**Work to do**: Extract each line bearing the word "JSON".
## begin Input records
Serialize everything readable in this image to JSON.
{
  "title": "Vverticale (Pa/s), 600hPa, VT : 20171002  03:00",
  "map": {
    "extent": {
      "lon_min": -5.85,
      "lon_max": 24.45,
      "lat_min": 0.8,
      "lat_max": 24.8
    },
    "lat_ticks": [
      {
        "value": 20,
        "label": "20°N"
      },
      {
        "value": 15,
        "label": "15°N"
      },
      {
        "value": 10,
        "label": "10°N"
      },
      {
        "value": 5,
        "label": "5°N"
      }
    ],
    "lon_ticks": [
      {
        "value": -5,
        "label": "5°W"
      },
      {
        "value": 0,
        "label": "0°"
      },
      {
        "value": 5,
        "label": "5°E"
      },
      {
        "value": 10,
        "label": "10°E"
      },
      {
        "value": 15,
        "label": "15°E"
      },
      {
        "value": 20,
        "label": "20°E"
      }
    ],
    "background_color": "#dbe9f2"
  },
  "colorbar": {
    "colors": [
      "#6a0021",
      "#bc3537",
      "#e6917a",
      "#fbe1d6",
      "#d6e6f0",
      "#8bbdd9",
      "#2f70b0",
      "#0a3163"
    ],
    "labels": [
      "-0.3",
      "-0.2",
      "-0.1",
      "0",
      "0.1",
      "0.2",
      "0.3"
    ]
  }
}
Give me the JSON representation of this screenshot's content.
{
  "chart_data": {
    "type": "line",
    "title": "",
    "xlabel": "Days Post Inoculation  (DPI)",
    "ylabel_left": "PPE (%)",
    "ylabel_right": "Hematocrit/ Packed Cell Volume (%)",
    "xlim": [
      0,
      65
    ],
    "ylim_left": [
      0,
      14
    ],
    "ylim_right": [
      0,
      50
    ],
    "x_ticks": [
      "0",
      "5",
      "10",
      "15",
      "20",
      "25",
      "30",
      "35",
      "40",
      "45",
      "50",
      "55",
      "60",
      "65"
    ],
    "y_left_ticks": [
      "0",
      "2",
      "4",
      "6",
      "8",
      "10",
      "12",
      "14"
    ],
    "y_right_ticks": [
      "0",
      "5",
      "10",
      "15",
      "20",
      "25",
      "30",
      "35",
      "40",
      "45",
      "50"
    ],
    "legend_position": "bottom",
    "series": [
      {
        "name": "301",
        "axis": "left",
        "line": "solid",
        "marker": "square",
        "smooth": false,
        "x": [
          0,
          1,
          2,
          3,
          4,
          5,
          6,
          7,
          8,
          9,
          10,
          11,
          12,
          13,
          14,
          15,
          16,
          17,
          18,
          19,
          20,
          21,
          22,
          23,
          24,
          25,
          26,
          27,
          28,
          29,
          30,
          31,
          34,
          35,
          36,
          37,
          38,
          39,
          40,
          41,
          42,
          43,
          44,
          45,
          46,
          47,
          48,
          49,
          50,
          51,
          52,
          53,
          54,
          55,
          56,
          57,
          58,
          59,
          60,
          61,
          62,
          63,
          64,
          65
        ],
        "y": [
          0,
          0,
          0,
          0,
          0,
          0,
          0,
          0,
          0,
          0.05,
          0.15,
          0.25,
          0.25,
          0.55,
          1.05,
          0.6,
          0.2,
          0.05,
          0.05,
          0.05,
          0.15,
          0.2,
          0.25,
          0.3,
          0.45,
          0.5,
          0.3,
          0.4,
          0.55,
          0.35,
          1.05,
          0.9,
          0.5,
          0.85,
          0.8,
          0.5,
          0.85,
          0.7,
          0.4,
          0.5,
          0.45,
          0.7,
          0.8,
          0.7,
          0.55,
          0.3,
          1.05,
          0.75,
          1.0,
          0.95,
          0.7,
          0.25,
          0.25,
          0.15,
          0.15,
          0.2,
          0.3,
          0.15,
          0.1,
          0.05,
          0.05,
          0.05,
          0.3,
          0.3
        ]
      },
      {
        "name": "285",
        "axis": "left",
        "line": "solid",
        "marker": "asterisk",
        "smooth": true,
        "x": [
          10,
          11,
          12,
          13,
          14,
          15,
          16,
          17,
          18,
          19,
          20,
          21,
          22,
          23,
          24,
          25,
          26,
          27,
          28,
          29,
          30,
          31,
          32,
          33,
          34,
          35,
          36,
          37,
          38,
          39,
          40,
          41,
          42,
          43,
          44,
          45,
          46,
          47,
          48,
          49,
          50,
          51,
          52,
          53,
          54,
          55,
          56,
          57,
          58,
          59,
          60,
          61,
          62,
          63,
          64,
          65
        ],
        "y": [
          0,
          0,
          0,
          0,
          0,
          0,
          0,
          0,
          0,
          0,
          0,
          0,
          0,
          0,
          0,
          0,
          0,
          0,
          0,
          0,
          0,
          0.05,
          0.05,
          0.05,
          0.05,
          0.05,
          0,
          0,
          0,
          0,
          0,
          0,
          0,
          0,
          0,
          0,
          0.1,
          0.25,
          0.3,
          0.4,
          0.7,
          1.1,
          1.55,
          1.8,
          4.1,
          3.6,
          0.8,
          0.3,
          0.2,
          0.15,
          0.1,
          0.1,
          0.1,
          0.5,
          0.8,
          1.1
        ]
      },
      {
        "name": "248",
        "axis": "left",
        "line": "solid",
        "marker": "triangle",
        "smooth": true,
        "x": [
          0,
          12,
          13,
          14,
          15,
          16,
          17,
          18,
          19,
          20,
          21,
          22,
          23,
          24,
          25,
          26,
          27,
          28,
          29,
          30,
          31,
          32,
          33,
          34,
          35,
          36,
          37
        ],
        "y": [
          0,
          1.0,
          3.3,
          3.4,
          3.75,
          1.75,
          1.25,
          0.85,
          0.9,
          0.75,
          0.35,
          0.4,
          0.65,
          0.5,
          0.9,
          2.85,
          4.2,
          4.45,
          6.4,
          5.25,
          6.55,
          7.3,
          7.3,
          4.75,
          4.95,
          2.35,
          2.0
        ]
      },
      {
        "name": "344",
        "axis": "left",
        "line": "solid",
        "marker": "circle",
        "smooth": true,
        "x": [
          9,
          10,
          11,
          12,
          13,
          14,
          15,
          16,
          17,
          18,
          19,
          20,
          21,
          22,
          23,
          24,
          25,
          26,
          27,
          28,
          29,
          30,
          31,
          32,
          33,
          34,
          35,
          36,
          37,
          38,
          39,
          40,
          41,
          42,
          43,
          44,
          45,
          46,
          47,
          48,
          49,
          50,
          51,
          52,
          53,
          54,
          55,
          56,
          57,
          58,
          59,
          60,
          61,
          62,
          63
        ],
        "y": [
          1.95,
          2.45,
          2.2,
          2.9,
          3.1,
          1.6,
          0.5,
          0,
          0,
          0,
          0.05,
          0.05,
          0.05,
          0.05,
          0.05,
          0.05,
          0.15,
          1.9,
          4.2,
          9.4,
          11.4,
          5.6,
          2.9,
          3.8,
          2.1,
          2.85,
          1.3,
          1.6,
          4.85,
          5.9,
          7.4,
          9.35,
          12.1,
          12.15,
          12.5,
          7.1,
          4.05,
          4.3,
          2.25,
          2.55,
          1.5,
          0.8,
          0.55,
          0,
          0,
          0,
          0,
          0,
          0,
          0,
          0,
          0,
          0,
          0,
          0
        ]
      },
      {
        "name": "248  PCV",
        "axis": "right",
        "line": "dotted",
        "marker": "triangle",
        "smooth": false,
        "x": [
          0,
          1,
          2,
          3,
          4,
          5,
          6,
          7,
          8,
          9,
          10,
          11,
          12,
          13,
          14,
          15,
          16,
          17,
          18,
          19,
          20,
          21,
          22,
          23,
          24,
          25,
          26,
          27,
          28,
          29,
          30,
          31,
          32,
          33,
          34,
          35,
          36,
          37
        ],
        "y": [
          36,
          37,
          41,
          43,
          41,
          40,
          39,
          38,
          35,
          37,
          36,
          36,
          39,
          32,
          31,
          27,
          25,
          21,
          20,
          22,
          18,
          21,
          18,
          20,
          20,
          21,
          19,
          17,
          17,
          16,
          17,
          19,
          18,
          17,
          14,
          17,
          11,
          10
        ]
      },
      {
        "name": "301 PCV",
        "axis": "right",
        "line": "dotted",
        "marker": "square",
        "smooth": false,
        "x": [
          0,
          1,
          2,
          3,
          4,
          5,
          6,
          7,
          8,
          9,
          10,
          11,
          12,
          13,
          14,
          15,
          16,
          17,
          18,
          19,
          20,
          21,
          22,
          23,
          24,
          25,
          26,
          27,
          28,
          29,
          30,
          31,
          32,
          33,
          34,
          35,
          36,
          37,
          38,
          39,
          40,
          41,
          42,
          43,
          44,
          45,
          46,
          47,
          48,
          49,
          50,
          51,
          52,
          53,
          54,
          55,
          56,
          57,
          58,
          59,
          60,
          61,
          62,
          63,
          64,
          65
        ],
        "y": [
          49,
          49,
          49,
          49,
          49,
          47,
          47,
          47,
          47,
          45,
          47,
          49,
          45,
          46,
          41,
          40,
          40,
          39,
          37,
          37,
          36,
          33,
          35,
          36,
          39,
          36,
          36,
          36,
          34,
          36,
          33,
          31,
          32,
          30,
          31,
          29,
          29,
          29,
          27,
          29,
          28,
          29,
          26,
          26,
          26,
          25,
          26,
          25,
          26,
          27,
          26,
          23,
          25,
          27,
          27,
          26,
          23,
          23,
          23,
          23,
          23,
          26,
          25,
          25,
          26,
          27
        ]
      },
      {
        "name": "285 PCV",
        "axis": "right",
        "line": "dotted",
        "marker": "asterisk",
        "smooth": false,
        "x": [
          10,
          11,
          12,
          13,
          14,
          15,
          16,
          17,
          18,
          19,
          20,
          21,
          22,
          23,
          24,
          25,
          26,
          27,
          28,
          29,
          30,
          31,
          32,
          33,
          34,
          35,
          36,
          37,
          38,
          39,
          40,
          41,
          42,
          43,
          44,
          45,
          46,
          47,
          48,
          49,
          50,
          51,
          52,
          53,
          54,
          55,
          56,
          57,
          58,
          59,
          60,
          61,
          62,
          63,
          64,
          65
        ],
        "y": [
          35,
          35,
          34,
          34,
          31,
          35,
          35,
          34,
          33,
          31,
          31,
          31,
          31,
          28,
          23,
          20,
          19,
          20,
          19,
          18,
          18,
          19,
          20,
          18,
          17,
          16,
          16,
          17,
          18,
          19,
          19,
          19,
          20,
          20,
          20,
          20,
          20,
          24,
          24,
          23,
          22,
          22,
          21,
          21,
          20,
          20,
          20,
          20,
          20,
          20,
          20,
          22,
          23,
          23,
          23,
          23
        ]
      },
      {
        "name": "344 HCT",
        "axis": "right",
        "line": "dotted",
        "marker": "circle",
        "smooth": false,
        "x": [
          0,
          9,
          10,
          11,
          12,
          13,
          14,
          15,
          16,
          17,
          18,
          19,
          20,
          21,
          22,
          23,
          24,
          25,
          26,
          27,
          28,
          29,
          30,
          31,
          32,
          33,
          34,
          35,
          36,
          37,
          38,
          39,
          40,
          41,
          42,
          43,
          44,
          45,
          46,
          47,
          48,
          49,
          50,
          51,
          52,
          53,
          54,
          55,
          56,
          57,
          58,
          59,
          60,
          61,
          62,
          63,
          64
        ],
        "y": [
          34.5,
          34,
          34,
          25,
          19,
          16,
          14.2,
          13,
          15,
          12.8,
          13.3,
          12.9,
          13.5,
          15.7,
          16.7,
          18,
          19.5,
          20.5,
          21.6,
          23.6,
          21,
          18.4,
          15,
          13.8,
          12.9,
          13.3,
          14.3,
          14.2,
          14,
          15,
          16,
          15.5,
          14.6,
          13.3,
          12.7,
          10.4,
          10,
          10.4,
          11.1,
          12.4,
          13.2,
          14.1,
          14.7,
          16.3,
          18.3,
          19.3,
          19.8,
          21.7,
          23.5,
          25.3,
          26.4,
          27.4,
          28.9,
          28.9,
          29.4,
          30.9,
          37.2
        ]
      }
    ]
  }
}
## end Input records
**Output of the task**:
Serialize everything readable in this image to JSON.
Give me the JSON representation of this screenshot's content.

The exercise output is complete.